### Task statement
Would you transcribe all of the data exactly, down to the last character?

### Exercise data
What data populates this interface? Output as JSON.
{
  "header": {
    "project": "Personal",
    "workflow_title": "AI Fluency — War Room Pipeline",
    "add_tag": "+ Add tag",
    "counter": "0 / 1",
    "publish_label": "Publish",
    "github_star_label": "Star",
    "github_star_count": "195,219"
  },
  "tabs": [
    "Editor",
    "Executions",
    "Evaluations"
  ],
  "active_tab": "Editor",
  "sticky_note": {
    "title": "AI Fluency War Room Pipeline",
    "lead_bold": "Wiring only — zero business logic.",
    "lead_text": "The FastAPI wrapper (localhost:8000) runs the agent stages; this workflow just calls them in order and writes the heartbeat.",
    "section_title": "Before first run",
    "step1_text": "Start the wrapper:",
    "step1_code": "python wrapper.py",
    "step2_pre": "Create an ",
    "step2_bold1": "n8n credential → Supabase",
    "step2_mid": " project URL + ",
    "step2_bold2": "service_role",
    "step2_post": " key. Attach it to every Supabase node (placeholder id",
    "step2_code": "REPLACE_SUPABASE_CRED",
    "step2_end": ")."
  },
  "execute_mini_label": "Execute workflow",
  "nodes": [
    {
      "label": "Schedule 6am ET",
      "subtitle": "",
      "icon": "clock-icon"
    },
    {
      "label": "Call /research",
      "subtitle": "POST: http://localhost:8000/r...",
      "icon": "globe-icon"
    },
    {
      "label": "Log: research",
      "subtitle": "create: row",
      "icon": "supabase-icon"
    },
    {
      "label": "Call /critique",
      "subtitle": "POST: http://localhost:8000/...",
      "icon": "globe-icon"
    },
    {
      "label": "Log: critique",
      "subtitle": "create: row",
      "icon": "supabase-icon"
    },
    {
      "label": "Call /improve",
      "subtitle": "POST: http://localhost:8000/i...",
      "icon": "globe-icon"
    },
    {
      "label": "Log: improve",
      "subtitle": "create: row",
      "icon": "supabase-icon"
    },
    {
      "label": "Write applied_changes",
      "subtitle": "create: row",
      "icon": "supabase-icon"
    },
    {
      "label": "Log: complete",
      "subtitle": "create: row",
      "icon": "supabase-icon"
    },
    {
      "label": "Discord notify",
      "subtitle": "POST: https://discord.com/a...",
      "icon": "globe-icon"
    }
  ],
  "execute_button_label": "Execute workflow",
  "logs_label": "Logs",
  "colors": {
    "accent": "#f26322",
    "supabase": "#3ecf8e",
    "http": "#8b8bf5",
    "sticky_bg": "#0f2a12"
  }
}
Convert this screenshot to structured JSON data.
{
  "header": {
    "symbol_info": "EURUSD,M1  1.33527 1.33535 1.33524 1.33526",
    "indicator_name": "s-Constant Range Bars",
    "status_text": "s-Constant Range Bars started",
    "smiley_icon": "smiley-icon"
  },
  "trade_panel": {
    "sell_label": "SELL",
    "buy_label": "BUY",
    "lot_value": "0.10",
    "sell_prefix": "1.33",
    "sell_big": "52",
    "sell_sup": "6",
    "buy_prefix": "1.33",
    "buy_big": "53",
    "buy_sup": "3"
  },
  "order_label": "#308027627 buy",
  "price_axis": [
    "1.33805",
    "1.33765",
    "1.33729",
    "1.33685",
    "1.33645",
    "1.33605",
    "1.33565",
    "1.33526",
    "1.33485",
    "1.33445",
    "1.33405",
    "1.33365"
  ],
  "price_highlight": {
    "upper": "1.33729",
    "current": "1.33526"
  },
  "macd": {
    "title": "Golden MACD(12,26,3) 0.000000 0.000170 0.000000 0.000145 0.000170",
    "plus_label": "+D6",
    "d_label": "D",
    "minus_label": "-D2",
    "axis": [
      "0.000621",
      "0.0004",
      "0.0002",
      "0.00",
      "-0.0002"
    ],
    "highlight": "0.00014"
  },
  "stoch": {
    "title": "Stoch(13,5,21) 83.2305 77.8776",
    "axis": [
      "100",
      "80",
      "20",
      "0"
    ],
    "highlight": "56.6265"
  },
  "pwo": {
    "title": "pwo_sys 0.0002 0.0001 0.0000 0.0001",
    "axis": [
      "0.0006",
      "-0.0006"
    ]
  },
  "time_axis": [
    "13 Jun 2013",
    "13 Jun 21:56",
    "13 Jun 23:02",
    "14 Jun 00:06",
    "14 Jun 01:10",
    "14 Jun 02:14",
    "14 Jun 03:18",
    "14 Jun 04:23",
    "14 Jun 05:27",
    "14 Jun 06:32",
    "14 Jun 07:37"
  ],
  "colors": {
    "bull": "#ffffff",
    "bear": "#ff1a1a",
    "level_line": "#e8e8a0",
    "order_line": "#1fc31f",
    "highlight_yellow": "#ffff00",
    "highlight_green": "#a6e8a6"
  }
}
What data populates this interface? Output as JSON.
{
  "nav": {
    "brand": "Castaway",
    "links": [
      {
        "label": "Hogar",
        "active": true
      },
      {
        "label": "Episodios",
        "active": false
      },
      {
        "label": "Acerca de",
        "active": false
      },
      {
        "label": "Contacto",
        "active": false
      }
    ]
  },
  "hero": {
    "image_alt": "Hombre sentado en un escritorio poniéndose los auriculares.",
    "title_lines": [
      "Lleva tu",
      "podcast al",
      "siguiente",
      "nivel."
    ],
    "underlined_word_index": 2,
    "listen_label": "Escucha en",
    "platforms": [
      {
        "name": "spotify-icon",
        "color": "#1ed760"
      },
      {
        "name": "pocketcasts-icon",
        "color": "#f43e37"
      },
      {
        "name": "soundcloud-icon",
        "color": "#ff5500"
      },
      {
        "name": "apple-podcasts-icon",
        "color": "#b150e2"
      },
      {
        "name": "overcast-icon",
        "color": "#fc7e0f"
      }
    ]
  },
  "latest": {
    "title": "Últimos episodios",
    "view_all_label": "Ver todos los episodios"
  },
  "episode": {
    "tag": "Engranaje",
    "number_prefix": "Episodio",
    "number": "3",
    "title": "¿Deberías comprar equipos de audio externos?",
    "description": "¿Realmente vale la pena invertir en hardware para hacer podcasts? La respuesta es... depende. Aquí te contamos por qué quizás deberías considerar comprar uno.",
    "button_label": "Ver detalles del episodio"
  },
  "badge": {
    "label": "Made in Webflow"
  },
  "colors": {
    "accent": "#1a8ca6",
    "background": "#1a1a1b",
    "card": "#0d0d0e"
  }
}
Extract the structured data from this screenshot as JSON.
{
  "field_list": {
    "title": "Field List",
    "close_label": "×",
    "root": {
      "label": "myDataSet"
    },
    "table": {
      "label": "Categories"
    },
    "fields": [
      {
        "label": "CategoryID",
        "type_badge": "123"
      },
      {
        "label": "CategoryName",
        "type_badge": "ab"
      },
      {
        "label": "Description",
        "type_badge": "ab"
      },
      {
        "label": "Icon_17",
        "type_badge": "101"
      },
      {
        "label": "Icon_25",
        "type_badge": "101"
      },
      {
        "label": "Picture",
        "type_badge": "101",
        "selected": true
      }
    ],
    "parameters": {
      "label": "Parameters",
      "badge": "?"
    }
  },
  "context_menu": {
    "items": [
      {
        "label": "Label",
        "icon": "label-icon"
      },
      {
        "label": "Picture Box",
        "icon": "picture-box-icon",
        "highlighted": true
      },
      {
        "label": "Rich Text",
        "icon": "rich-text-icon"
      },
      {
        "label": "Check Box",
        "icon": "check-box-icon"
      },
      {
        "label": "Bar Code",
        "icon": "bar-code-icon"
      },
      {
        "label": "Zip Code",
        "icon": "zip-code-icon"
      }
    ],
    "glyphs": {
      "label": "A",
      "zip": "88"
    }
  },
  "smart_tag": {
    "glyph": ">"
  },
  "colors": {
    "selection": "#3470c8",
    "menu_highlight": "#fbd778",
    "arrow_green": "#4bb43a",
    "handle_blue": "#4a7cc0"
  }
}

### Response
What data populates this interface? Output as JSON.
{
  "header": {
    "project": "Personal",
    "workflow_title": "AI Fluency — War Room Pipeline",
    "add_tag": "+ Add tag",
    "counter": "0 / 1",
    "publish_label": "Publish",
    "github_star_label": "Star",
    "github_star_count": "195,219"
  },
  "tabs": [
    "Editor",
    "Executions",
    "Evaluations"
  ],
  "active_tab": "Editor",
  "sticky_note": {
    "title": "AI Fluency War Room Pipeline",
    "lead_bold": "Wiring only — zero business logic.",
    "lead_text": "The FastAPI wrapper (localhost:8000) runs the agent stages; this workflow just calls them in order and writes the heartbeat.",
    "section_title": "Before first run",
    "step1_text": "Start the wrapper:",
    "step1_code": "python wrapper.py",
    "step2_pre": "Create an ",
    "step2_bold1": "n8n credential → Supabase",
    "step2_mid": " project URL + ",
    "step2_bold2": "service_role",
    "step2_post": " key. Attach it to every Supabase node (placeholder id",
    "step2_code": "REPLACE_SUPABASE_CRED",
    "step2_end": ")."
  },
  "execute_mini_label": "Execute workflow",
  "nodes": [
    {
      "label": "Schedule 6am ET",
      "subtitle": "",
      "icon": "clock-icon"
    },
    {
      "label": "Call /research",
      "subtitle": "POST: http://localhost:8000/r...",
      "icon": "globe-icon"
    },
    {
      "label": "Log: research",
      "subtitle": "create: row",
      "icon": "supabase-icon"
    },
    {
      "label": "Call /critique",
      "subtitle": "POST: http://localhost:8000/...",
      "icon": "globe-icon"
    },
    {
      "label": "Log: critique",
      "subtitle": "create: row",
      "icon": "supabase-icon"
    },
    {
      "label": "Call /improve",
      "subtitle": "POST: http://localhost:8000/i...",
      "icon": "globe-icon"
    },
    {
      "label": "Log: improve",
      "subtitle": "create: row",
      "icon": "supabase-icon"
    },
    {
      "label": "Write applied_changes",
      "subtitle": "create: row",
      "icon": "supabase-icon"
    },
    {
      "label": "Log: complete",
      "subtitle": "create: row",
      "icon": "supabase-icon"
    },
    {
      "label": "Discord notify",
      "subtitle": "POST: https://discord.com/a...",
      "icon": "globe-icon"
    }
  ],
  "execute_button_label": "Execute workflow",
  "logs_label": "Logs",
  "colors": {
    "accent": "#f26322",
    "supabase": "#3ecf8e",
    "http": "#8b8bf5",
    "sticky_bg": "#0f2a12"
  }
}
Convert this screenshot to structured JSON data.
{
  "header": {
    "symbol_info": "EURUSD,M1  1.33527 1.33535 1.33524 1.33526",
    "indicator_name": "s-Constant Range Bars",
    "status_text": "s-Constant Range Bars started",
    "smiley_icon": "smiley-icon"
  },
  "trade_panel": {
    "sell_label": "SELL",
    "buy_label": "BUY",
    "lot_value": "0.10",
    "sell_prefix": "1.33",
    "sell_big": "52",
    "sell_sup": "6",
    "buy_prefix": "1.33",
    "buy_big": "53",
    "buy_sup": "3"
  },
  "order_label": "#308027627 buy",
  "price_axis": [
    "1.33805",
    "1.33765",
    "1.33729",
    "1.33685",
    "1.33645",
    "1.33605",
    "1.33565",
    "1.33526",
    "1.33485",
    "1.33445",
    "1.33405",
    "1.33365"
  ],
  "price_highlight": {
    "upper": "1.33729",
    "current": "1.33526"
  },
  "macd": {
    "title": "Golden MACD(12,26,3) 0.000000 0.000170 0.000000 0.000145 0.000170",
    "plus_label": "+D6",
    "d_label": "D",
    "minus_label": "-D2",
    "axis": [
      "0.000621",
      "0.0004",
      "0.0002",
      "0.00",
      "-0.0002"
    ],
    "highlight": "0.00014"
  },
  "stoch": {
    "title": "Stoch(13,5,21) 83.2305 77.8776",
    "axis": [
      "100",
      "80",
      "20",
      "0"
    ],
    "highlight": "56.6265"
  },
  "pwo": {
    "title": "pwo_sys 0.0002 0.0001 0.0000 0.0001",
    "axis": [
      "0.0006",
      "-0.0006"
    ]
  },
  "time_axis": [
    "13 Jun 2013",
    "13 Jun 21:56",
    "13 Jun 23:02",
    "14 Jun 00:06",
    "14 Jun 01:10",
    "14 Jun 02:14",
    "14 Jun 03:18",
    "14 Jun 04:23",
    "14 Jun 05:27",
    "14 Jun 06:32",
    "14 Jun 07:37"
  ],
  "colors": {
    "bull": "#ffffff",
    "bear": "#ff1a1a",
    "level_line": "#e8e8a0",
    "order_line": "#1fc31f",
    "highlight_yellow": "#ffff00",
    "highlight_green": "#a6e8a6"
  }
}
What data populates this interface? Output as JSON.
{
  "nav": {
    "brand": "Castaway",
    "links": [
      {
        "label": "Hogar",
        "active": true
      },
      {
        "label": "Episodios",
        "active": false
      },
      {
        "label": "Acerca de",
        "active": false
      },
      {
        "label": "Contacto",
        "active": false
      }
    ]
  },
  "hero": {
    "image_alt": "Hombre sentado en un escritorio poniéndose los auriculares.",
    "title_lines": [
      "Lleva tu",
      "podcast al",
      "siguiente",
      "nivel."
    ],
    "underlined_word_index": 2,
    "listen_label": "Escucha en",
    "platforms": [
      {
        "name": "spotify-icon",
        "color": "#1ed760"
      },
      {
        "name": "pocketcasts-icon",
        "color": "#f43e37"
      },
      {
        "name": "soundcloud-icon",
        "color": "#ff5500"
      },
      {
        "name": "apple-podcasts-icon",
        "color": "#b150e2"
      },
      {
        "name": "overcast-icon",
        "color": "#fc7e0f"
      }
    ]
  },
  "latest": {
    "title": "Últimos episodios",
    "view_all_label": "Ver todos los episodios"
  },
  "episode": {
    "tag": "Engranaje",
    "number_prefix": "Episodio",
    "number": "3",
    "title": "¿Deberías comprar equipos de audio externos?",
    "description": "¿Realmente vale la pena invertir en hardware para hacer podcasts? La respuesta es... depende. Aquí te contamos por qué quizás deberías considerar comprar uno.",
    "button_label": "Ver detalles del episodio"
  },
  "badge": {
    "label": "Made in Webflow"
  },
  "colors": {
    "accent": "#1a8ca6",
    "background": "#1a1a1b",
    "card": "#0d0d0e"
  }
}
Extract the structured data from this screenshot as JSON.
{
  "field_list": {
    "title": "Field List",
    "close_label": "×",
    "root": {
      "label": "myDataSet"
    },
    "table": {
      "label": "Categories"
    },
    "fields": [
      {
        "label": "CategoryID",
        "type_badge": "123"
      },
      {
        "label": "CategoryName",
        "type_badge": "ab"
      },
      {
        "label": "Description",
        "type_badge": "ab"
      },
      {
        "label": "Icon_17",
        "type_badge": "101"
      },
      {
        "label": "Icon_25",
        "type_badge": "101"
      },
      {
        "label": "Picture",
        "type_badge": "101",
        "selected": true
      }
    ],
    "parameters": {
      "label": "Parameters",
      "badge": "?"
    }
  },
  "context_menu": {
    "items": [
      {
        "label": "Label",
        "icon": "label-icon"
      },
      {
        "label": "Picture Box",
        "icon": "picture-box-icon",
        "highlighted": true
      },
      {
        "label": "Rich Text",
        "icon": "rich-text-icon"
      },
      {
        "label": "Check Box",
        "icon": "check-box-icon"
      },
      {
        "label": "Bar Code",
        "icon": "bar-code-icon"
      },
      {
        "label": "Zip Code",
        "icon": "zip-code-icon"
      }
    ],
    "glyphs": {
      "label": "A",
      "zip": "88"
    }
  },
  "smart_tag": {
    "glyph": ">"
  },
  "colors": {
    "selection": "#3470c8",
    "menu_highlight": "#fbd778",
    "arrow_green": "#4bb43a",
    "handle_blue": "#4a7cc0"
  }
}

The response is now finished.